▶ _Task description_:
Work out the number of lines with "Whole" in them. Reply with that number and no other words.

[Data excerpts]
□ □ □ □

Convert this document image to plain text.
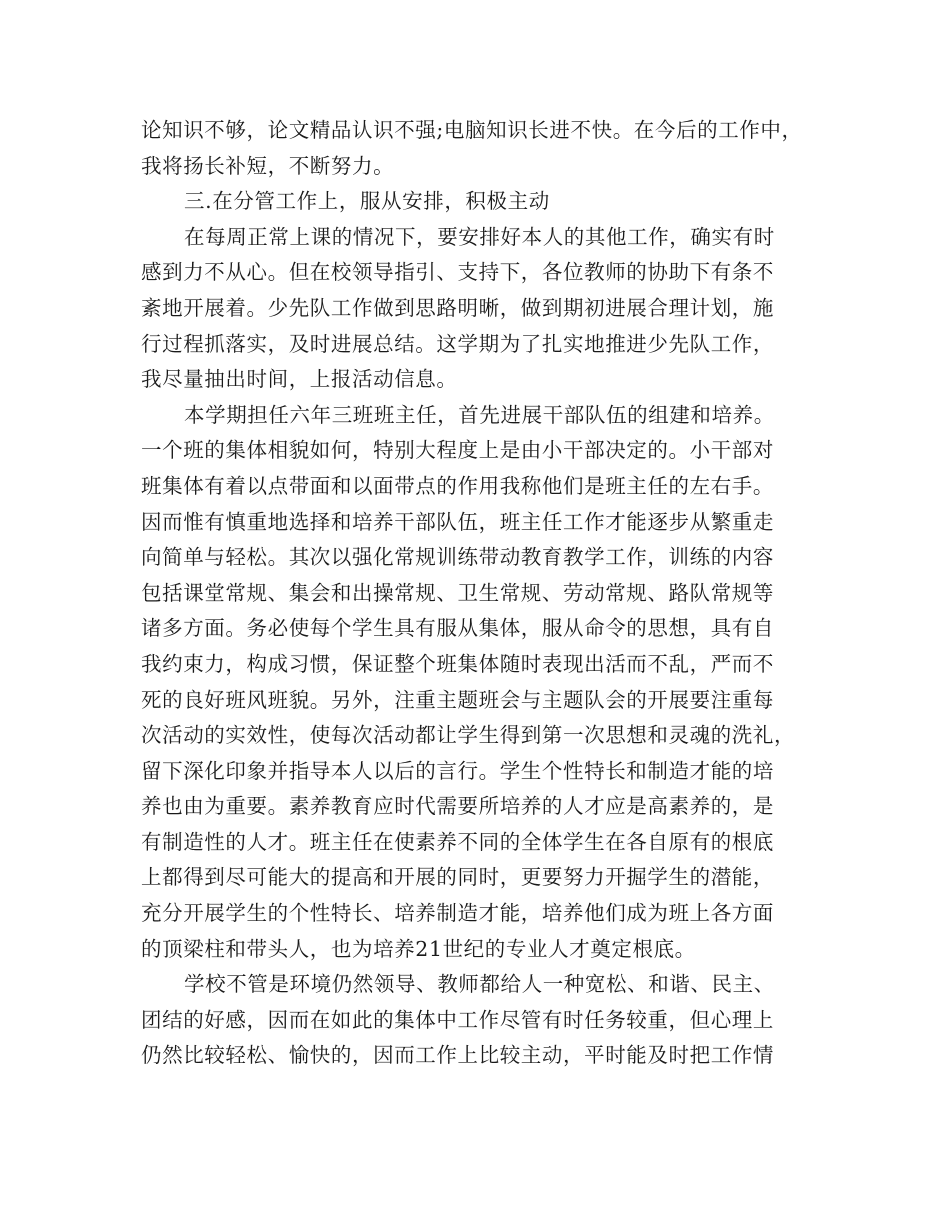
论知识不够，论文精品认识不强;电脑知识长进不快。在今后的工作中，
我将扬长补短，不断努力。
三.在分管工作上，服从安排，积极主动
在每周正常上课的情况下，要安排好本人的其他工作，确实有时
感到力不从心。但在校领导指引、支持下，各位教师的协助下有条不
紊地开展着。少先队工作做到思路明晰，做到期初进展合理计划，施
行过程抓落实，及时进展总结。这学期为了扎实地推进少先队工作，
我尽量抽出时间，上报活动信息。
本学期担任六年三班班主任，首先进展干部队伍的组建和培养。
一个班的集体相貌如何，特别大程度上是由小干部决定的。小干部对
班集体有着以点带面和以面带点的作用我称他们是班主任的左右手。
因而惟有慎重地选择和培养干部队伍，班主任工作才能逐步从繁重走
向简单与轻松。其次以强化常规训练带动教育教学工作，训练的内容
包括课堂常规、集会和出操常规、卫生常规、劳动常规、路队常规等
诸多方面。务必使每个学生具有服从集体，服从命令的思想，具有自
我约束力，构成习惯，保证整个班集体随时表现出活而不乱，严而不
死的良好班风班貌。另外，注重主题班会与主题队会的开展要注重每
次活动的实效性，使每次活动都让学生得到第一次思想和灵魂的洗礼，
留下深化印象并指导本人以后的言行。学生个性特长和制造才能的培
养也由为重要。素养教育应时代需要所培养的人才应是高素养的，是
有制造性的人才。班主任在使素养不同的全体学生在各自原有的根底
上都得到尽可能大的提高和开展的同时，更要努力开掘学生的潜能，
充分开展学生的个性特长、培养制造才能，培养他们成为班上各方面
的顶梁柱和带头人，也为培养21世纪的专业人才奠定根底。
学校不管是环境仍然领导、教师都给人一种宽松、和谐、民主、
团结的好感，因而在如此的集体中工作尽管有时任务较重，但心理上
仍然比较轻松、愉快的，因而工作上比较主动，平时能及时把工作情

□ □ □ □

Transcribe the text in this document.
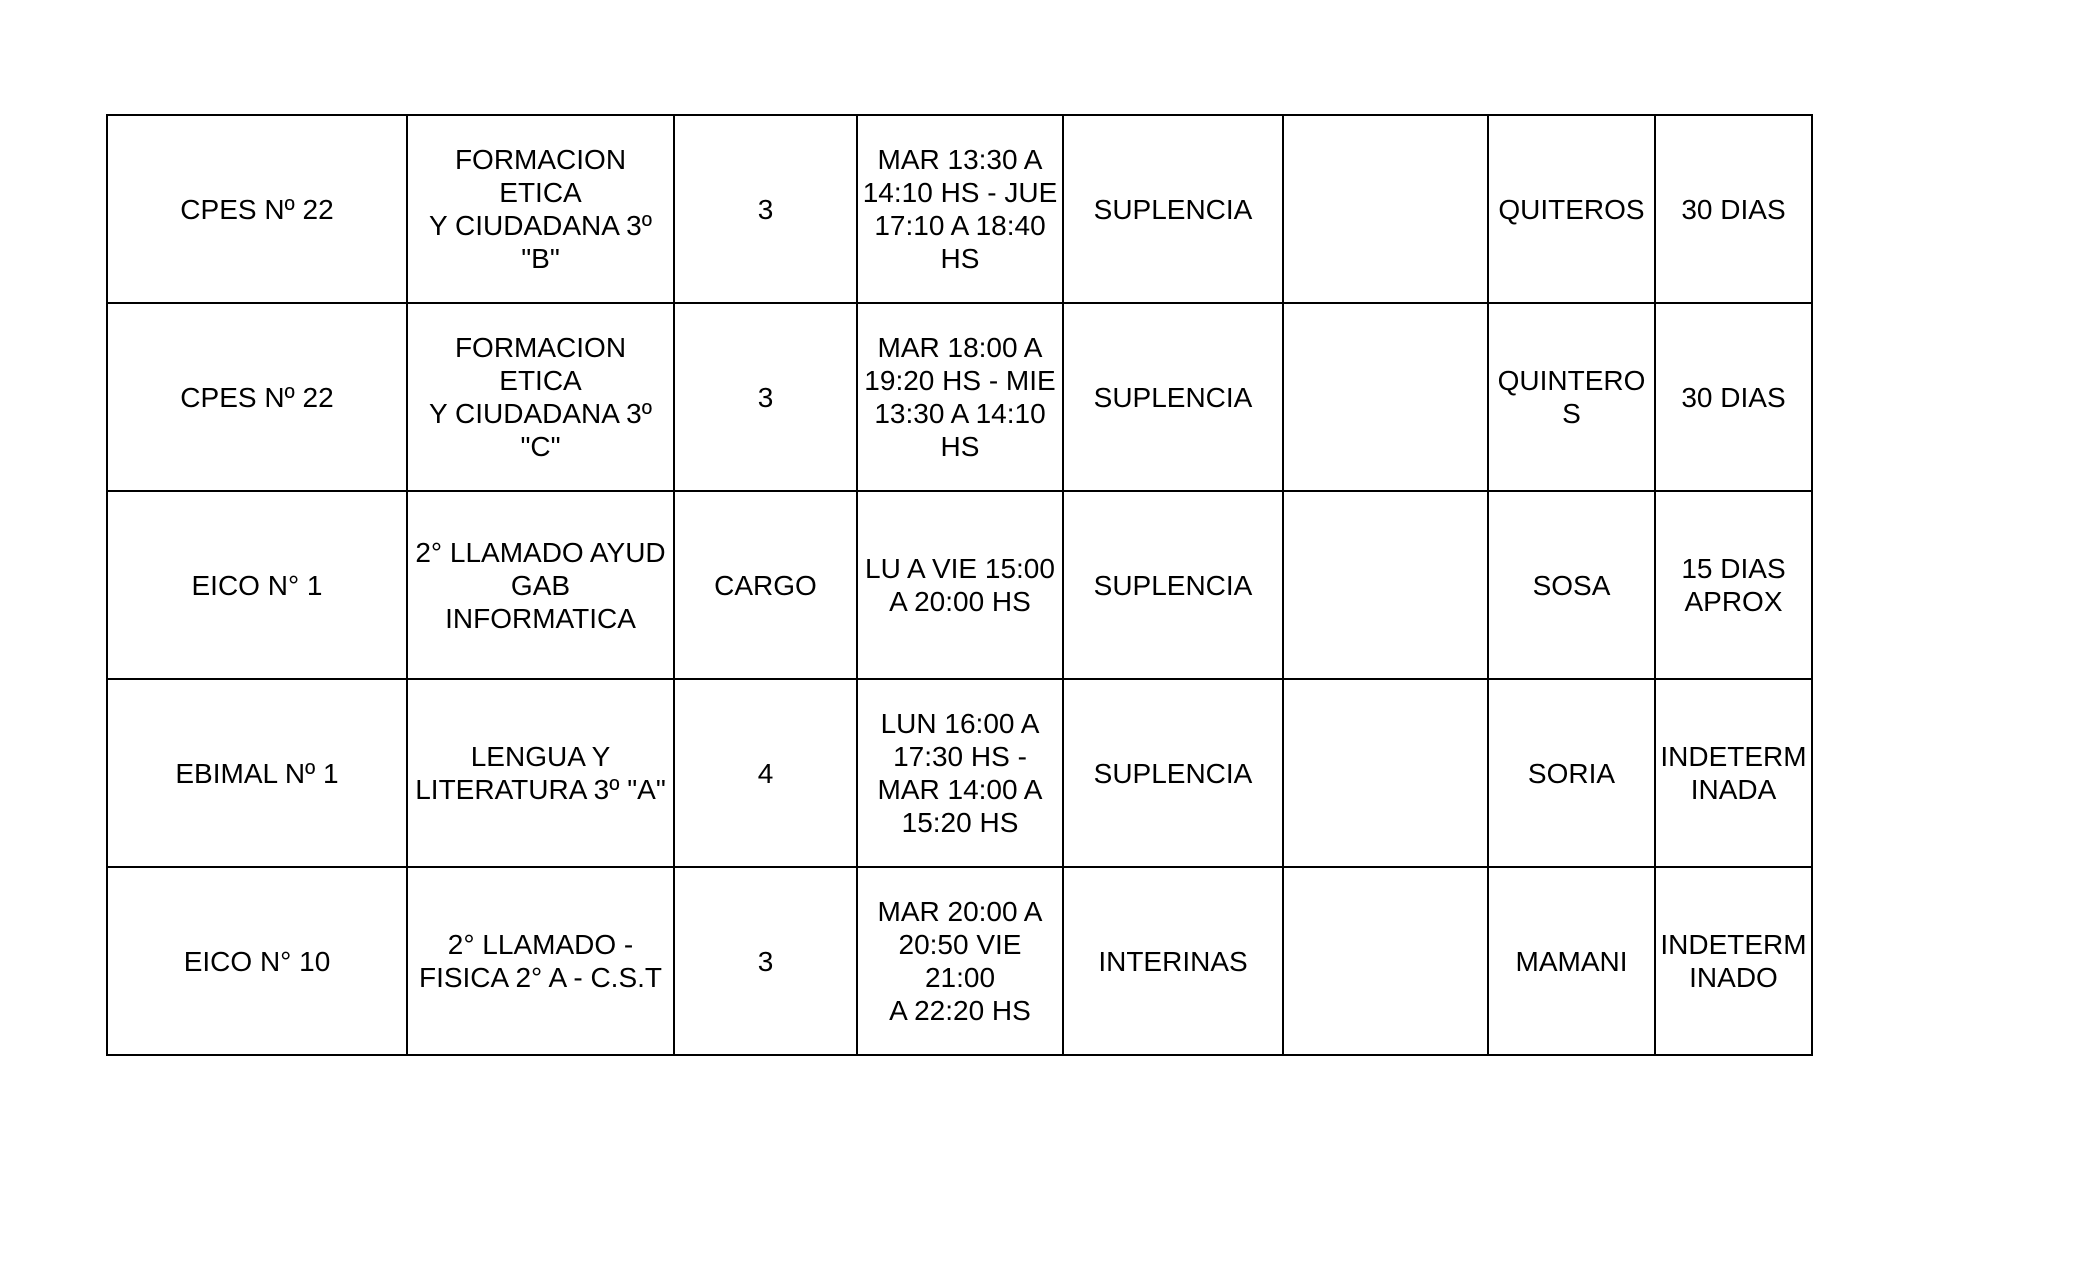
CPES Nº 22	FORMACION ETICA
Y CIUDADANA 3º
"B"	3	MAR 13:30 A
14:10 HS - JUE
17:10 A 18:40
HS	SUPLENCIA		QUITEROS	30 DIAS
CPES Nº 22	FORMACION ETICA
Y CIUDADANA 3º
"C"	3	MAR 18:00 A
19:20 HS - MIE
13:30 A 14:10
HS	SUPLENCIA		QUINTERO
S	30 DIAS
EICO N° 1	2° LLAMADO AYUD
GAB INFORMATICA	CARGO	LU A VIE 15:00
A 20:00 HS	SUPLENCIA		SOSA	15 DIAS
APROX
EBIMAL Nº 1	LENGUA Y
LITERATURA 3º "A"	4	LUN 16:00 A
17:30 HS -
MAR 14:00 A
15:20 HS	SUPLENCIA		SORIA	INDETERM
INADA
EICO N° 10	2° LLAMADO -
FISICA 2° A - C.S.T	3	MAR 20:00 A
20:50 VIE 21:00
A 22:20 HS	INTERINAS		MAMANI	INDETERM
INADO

□ □ □ □

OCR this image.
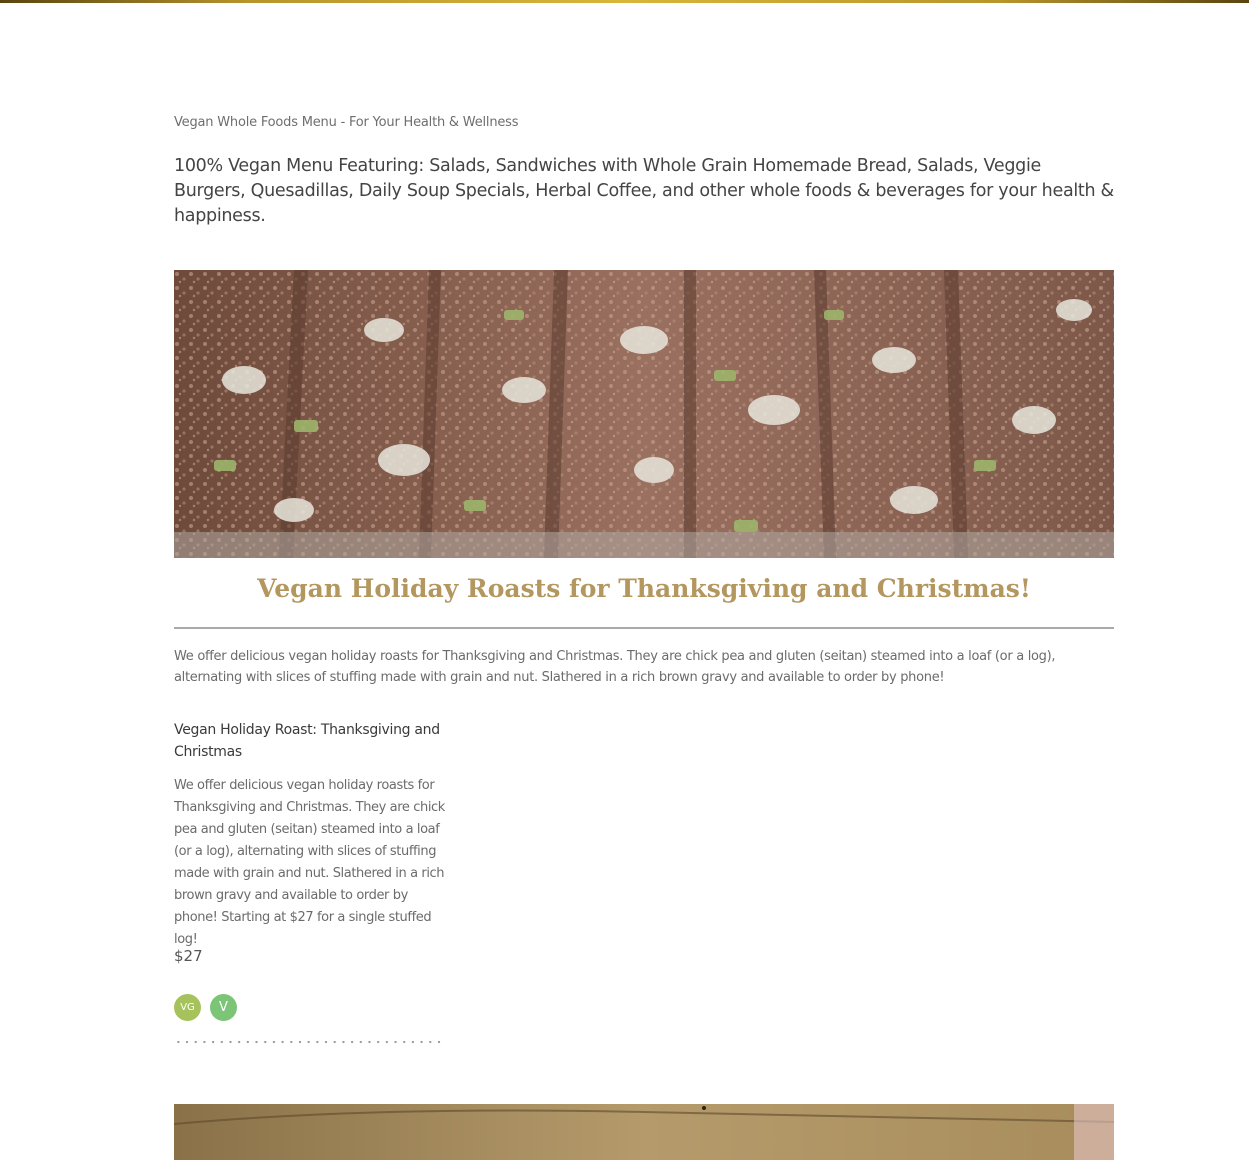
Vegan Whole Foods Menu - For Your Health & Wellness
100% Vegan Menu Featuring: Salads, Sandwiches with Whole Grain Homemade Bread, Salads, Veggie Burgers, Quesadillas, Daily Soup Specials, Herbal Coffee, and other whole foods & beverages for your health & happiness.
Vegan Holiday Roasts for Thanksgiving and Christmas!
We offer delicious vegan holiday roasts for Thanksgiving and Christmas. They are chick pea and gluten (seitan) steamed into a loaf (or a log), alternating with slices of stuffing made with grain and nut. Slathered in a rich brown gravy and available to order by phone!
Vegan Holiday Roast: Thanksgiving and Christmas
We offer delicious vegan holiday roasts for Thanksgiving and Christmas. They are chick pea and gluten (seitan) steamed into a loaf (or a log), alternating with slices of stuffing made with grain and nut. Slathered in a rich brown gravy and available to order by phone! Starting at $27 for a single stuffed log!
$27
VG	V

□ □ □ □

▶ _Task response_:
2